WRITTEN TASK: Beginning with the line that contains "Transcribe this image's", extract each line through the end of the listing below, with no additions or omissions.

RECORD SET:
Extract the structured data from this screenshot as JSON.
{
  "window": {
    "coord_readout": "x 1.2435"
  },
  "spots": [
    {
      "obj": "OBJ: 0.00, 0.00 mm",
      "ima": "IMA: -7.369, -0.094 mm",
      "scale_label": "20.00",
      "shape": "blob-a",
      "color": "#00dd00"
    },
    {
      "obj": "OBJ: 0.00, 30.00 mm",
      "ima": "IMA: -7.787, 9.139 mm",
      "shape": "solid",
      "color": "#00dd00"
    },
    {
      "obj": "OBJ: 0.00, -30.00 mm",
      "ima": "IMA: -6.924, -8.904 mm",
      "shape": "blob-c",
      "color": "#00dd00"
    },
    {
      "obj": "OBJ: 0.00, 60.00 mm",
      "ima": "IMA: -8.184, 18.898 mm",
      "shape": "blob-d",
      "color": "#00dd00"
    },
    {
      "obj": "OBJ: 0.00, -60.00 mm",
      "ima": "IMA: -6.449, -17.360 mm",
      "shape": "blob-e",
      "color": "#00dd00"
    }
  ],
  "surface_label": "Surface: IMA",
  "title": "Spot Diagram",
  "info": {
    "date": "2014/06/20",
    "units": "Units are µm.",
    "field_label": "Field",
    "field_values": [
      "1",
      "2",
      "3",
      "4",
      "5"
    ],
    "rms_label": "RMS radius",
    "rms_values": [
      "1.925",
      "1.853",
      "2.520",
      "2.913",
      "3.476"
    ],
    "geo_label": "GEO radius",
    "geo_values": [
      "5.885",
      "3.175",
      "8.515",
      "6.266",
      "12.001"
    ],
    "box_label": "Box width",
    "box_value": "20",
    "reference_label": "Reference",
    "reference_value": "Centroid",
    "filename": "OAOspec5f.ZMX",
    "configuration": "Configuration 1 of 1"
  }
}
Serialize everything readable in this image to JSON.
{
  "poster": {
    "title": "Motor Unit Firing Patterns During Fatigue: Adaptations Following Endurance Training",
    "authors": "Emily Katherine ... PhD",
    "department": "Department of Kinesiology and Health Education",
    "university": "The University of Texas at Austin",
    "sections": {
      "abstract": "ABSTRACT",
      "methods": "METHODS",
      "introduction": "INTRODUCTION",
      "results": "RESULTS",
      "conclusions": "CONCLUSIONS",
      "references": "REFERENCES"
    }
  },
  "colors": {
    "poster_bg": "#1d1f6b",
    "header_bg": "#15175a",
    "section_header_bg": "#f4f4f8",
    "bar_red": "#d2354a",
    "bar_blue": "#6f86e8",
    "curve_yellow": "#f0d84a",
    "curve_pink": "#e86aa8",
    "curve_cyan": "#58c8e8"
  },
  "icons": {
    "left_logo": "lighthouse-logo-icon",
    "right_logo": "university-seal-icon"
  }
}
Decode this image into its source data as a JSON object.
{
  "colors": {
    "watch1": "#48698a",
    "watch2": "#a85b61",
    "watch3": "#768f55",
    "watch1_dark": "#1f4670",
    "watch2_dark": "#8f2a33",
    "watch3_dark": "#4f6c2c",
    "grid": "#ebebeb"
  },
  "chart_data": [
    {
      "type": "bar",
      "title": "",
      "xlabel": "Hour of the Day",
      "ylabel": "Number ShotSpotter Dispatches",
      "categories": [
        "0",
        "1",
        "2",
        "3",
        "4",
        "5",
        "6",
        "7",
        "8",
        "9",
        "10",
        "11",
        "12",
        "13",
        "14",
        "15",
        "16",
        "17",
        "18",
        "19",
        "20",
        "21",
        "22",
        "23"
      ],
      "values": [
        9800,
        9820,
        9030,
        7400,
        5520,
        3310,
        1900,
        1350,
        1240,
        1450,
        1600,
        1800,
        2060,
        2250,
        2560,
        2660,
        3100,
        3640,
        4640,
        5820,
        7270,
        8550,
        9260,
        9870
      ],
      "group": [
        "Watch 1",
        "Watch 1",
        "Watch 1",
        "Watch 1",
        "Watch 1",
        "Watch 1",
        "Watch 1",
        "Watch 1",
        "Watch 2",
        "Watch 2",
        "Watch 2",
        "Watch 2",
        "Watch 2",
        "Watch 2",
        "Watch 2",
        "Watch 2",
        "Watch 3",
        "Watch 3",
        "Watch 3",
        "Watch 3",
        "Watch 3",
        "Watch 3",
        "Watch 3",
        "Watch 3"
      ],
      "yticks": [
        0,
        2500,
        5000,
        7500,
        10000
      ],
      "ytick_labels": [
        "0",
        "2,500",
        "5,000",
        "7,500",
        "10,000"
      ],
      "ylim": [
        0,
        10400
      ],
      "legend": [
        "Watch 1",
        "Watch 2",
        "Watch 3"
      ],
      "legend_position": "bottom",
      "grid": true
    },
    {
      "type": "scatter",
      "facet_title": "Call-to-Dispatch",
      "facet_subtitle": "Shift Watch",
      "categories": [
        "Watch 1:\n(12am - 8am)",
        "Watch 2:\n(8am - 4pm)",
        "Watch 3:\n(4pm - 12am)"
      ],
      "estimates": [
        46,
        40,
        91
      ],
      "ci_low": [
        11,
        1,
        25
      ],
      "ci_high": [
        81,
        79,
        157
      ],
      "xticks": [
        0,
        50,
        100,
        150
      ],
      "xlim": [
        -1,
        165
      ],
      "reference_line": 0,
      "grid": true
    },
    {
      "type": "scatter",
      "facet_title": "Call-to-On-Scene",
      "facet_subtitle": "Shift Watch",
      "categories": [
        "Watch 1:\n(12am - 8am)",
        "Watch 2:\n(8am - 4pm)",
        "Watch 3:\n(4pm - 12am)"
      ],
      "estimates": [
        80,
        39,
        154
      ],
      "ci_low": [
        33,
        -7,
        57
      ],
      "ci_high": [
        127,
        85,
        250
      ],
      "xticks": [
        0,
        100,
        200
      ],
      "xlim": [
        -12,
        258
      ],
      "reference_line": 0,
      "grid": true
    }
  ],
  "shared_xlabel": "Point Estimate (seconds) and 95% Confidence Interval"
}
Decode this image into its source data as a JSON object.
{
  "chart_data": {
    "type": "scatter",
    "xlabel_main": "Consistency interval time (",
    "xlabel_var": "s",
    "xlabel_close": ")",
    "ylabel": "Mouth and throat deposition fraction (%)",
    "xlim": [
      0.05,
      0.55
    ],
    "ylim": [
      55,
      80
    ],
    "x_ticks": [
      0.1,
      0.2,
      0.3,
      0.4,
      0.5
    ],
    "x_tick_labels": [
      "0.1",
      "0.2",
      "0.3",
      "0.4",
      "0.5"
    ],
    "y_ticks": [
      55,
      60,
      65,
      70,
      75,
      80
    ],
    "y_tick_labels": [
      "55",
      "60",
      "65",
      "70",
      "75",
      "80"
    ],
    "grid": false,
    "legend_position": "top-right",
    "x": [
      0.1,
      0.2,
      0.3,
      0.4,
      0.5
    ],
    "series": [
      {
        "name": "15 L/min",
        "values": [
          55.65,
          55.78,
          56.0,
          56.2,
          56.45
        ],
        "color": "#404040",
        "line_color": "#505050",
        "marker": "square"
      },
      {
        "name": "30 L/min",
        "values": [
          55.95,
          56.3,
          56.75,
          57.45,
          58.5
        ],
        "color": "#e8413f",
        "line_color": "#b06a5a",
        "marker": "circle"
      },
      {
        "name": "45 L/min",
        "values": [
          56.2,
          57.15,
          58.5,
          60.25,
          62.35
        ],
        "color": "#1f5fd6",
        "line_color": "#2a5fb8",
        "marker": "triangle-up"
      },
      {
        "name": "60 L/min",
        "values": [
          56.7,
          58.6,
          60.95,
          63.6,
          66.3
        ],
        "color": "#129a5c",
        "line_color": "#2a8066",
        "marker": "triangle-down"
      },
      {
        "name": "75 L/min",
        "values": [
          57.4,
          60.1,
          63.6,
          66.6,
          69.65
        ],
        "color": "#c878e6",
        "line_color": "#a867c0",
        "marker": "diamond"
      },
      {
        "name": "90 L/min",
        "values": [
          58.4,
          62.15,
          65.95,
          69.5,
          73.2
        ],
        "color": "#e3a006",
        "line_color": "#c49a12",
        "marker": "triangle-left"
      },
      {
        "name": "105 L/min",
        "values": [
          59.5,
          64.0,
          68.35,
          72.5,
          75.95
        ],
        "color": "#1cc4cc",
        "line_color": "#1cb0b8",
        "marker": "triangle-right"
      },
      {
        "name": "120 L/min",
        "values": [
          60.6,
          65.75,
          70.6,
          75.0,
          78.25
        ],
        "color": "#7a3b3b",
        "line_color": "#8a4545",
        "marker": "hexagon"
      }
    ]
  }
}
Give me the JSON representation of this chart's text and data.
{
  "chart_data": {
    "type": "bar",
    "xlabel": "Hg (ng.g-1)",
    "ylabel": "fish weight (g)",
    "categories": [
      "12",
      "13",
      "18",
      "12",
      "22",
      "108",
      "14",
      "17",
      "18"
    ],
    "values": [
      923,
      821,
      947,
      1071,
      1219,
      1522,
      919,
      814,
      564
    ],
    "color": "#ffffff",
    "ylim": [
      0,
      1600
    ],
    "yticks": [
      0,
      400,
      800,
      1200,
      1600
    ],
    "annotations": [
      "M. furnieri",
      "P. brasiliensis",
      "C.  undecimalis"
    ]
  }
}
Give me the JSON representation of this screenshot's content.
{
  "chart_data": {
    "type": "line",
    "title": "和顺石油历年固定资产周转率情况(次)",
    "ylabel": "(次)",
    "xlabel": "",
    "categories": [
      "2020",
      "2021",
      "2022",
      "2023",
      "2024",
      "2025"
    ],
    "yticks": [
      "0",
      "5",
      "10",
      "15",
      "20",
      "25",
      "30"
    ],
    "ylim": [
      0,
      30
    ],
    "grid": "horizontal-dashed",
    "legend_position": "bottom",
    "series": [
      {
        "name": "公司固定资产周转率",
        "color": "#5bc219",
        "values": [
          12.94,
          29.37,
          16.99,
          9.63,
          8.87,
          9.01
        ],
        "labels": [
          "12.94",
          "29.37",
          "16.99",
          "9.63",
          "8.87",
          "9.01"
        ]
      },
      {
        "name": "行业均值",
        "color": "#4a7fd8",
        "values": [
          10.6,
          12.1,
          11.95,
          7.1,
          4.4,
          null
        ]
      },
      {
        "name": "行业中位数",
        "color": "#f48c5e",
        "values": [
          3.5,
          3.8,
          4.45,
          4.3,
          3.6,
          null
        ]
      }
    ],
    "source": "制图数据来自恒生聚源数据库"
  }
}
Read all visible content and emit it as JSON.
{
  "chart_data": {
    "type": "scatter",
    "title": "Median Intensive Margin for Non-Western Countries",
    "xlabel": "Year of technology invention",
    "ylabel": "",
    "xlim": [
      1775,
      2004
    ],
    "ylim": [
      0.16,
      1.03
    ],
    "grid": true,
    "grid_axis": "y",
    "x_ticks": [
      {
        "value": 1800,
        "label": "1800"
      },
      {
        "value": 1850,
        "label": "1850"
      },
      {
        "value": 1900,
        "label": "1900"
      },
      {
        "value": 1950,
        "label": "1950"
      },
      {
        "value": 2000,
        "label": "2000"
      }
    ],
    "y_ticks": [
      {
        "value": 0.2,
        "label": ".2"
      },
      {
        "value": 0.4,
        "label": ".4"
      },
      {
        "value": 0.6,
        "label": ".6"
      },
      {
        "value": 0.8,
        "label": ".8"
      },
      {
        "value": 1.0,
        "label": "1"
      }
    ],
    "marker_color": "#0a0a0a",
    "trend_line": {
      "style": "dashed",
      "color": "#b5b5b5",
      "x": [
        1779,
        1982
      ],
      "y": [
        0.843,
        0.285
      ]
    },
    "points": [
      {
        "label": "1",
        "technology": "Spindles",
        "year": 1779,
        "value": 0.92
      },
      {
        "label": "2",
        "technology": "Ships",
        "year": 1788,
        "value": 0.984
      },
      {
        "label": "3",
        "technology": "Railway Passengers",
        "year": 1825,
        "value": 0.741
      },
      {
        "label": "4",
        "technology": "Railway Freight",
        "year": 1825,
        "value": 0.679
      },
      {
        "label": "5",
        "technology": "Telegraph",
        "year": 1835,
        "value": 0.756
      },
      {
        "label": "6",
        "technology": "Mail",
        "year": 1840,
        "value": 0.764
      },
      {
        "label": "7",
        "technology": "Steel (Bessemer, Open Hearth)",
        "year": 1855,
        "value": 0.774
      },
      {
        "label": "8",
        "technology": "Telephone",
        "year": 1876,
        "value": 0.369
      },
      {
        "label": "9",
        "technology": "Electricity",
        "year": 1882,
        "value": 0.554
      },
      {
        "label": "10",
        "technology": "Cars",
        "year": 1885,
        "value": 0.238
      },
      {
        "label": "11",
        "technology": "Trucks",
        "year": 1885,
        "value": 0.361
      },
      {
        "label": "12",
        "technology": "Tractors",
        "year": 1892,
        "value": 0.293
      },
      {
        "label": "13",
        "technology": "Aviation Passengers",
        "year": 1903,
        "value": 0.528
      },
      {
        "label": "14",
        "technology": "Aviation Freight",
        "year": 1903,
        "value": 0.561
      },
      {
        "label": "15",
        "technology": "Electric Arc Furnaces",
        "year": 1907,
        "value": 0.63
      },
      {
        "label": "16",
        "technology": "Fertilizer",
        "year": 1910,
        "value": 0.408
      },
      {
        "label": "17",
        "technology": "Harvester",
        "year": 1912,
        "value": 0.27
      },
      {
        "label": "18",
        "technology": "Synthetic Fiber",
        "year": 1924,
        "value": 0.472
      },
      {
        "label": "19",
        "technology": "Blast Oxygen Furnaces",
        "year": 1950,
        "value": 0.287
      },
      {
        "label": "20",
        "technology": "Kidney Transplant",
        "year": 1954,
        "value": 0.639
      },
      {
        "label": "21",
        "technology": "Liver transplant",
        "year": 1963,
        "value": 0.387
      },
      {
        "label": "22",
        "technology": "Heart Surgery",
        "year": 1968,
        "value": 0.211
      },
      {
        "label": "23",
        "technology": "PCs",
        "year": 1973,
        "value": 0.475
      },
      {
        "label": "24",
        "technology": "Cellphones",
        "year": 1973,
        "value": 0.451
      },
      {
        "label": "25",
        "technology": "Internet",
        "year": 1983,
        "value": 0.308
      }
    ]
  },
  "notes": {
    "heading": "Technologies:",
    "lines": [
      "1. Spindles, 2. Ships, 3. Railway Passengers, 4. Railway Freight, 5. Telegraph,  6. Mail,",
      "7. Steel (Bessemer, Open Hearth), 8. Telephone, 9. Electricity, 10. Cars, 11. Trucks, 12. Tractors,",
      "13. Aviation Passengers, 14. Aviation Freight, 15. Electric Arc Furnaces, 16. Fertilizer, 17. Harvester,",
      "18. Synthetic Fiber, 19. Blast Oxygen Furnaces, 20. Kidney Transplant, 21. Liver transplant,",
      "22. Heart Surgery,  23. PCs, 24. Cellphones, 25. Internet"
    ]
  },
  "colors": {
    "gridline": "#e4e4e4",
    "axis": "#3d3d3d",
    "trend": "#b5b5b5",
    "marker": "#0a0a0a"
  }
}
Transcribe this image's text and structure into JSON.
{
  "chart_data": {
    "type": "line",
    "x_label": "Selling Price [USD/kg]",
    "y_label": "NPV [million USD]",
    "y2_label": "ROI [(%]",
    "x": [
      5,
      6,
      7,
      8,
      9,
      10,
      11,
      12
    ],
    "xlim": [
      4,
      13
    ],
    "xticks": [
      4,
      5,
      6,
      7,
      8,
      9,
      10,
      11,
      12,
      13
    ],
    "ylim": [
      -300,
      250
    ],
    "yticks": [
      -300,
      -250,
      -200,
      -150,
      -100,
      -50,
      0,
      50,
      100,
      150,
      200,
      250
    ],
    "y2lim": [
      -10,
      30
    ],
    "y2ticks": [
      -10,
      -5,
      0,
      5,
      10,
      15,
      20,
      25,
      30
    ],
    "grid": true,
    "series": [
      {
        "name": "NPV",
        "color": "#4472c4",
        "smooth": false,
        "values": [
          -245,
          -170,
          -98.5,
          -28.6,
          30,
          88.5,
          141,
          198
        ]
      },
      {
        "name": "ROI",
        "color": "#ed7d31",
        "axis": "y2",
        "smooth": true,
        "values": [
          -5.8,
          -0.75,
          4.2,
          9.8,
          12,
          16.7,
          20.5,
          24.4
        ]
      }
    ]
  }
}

OUTPUT FOR THIS TASK:
Transcribe this image's text and structure into JSON.
{
  "chart_data": {
    "type": "line",
    "x_label": "Selling Price [USD/kg]",
    "y_label": "NPV [million USD]",
    "y2_label": "ROI [(%]",
    "x": [
      5,
      6,
      7,
      8,
      9,
      10,
      11,
      12
    ],
    "xlim": [
      4,
      13
    ],
    "xticks": [
      4,
      5,
      6,
      7,
      8,
      9,
      10,
      11,
      12,
      13
    ],
    "ylim": [
      -300,
      250
    ],
    "yticks": [
      -300,
      -250,
      -200,
      -150,
      -100,
      -50,
      0,
      50,
      100,
      150,
      200,
      250
    ],
    "y2lim": [
      -10,
      30
    ],
    "y2ticks": [
      -10,
      -5,
      0,
      5,
      10,
      15,
      20,
      25,
      30
    ],
    "grid": true,
    "series": [
      {
        "name": "NPV",
        "color": "#4472c4",
        "smooth": false,
        "values": [
          -245,
          -170,
          -98.5,
          -28.6,
          30,
          88.5,
          141,
          198
        ]
      },
      {
        "name": "ROI",
        "color": "#ed7d31",
        "axis": "y2",
        "smooth": true,
        "values": [
          -5.8,
          -0.75,
          4.2,
          9.8,
          12,
          16.7,
          20.5,
          24.4
        ]
      }
    ]
  }
}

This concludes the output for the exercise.